# [Source records]
------------------------------------------------------------------------
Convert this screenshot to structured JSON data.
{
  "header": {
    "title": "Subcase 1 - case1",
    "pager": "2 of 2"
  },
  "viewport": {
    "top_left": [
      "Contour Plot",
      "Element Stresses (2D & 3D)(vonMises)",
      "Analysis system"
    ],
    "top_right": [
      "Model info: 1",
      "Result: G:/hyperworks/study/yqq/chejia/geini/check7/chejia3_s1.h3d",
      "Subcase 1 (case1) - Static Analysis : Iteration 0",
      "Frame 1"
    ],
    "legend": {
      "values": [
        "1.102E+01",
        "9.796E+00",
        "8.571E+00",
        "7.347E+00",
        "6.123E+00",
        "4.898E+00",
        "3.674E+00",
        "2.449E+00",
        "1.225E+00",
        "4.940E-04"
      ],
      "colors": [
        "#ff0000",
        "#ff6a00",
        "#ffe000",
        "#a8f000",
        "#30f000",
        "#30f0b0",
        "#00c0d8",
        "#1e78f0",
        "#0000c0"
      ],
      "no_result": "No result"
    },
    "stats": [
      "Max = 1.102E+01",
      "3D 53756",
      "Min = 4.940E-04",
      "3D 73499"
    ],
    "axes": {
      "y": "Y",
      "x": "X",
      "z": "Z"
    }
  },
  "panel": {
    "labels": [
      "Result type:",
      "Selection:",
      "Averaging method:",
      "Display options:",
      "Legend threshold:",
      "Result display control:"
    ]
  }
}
------------------------------------------------------------------------
# [Written exercise]
Find and copy each line above that includes the string "Subcase".

# [The result]
    "title": "Subcase 1 - case1",
      "Subcase 1 (case1) - Static Analysis : Iteration 0",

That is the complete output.